[Exercise objective]
Copy every line of the entries below word for word, omitting the pictures.
— Start Records shown —
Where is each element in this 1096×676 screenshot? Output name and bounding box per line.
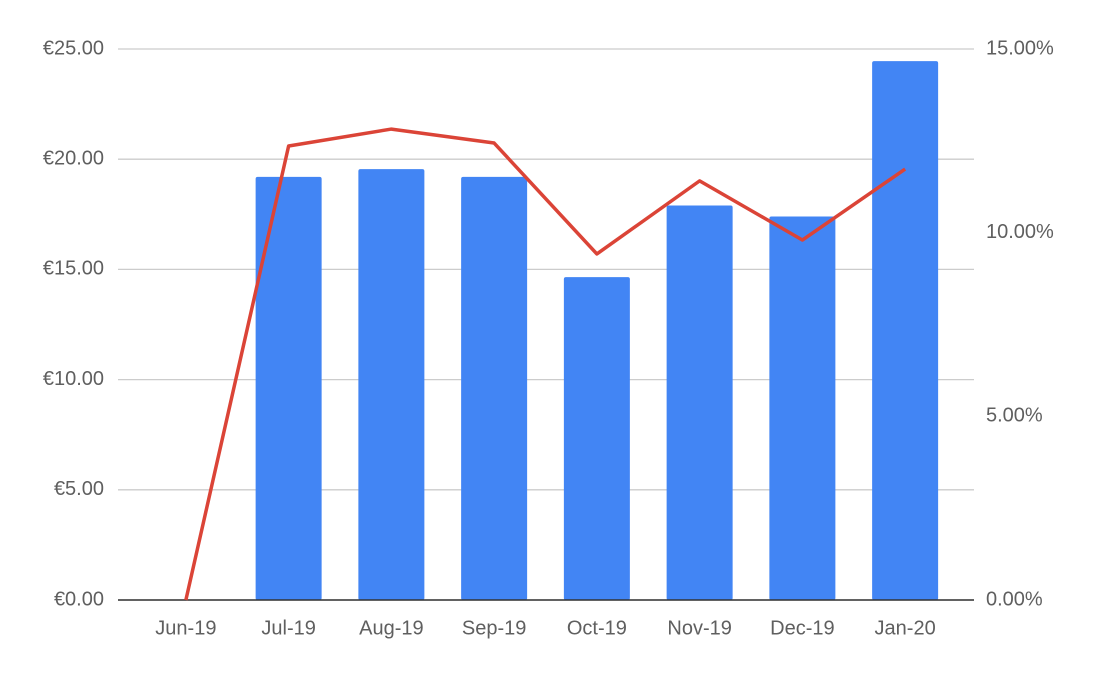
x-tick-label: Dec-19 xyxy=(770,617,834,639)
y-tick-label: €0.00 xyxy=(54,588,104,610)
x-tick-label: Aug-19 xyxy=(359,617,424,639)
y-tick-label: €20.00 xyxy=(43,147,104,169)
x-tick-label: Oct-19 xyxy=(567,617,627,639)
y-tick-label: €15.00 xyxy=(43,258,104,280)
x-tick-label: Jul-19 xyxy=(261,617,315,639)
y2-tick-label: 5.00% xyxy=(986,405,1043,427)
y2-tick-label: 0.00% xyxy=(986,588,1043,610)
y2-tick-label: 10.00% xyxy=(986,221,1054,243)
line xyxy=(184,127,907,601)
bar xyxy=(872,61,939,600)
y-tick-label: €5.00 xyxy=(54,478,104,500)
bar xyxy=(255,176,322,600)
bar xyxy=(563,277,630,600)
bar xyxy=(769,216,836,600)
x-tick-label: Nov-19 xyxy=(667,617,731,639)
x-tick-label: Jun-19 xyxy=(155,617,216,639)
bar xyxy=(666,205,733,600)
bar xyxy=(461,176,528,600)
y-tick-label: €10.00 xyxy=(43,368,104,390)
y2-tick-label: 15.00% xyxy=(986,37,1054,59)
bar xyxy=(358,169,425,601)
y-tick-label: €25.00 xyxy=(43,37,104,59)
x-tick-label: Sep-19 xyxy=(462,617,527,639)
x-tick-label: Jan-20 xyxy=(875,617,936,639)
— End Records shown —
[Written answer]
Where is each element in this 1096×676 screenshot? Output name and bounding box per line.
x-tick-label: Dec-19 xyxy=(770,617,834,639)
y-tick-label: €0.00 xyxy=(54,588,104,610)
x-tick-label: Aug-19 xyxy=(359,617,424,639)
y-tick-label: €20.00 xyxy=(43,147,104,169)
x-tick-label: Oct-19 xyxy=(567,617,627,639)
y-tick-label: €15.00 xyxy=(43,258,104,280)
x-tick-label: Jul-19 xyxy=(261,617,315,639)
y2-tick-label: 5.00% xyxy=(986,405,1043,427)
y2-tick-label: 0.00% xyxy=(986,588,1043,610)
y2-tick-label: 10.00% xyxy=(986,221,1054,243)
line xyxy=(184,127,907,601)
bar xyxy=(872,61,939,600)
y-tick-label: €5.00 xyxy=(54,478,104,500)
bar xyxy=(255,176,322,600)
bar xyxy=(563,277,630,600)
bar xyxy=(769,216,836,600)
x-tick-label: Nov-19 xyxy=(667,617,731,639)
x-tick-label: Jun-19 xyxy=(155,617,216,639)
bar xyxy=(666,205,733,600)
bar xyxy=(461,176,528,600)
y-tick-label: €10.00 xyxy=(43,368,104,390)
y2-tick-label: 15.00% xyxy=(986,37,1054,59)
bar xyxy=(358,169,425,601)
y-tick-label: €25.00 xyxy=(43,37,104,59)
x-tick-label: Sep-19 xyxy=(462,617,527,639)
x-tick-label: Jan-20 xyxy=(875,617,936,639)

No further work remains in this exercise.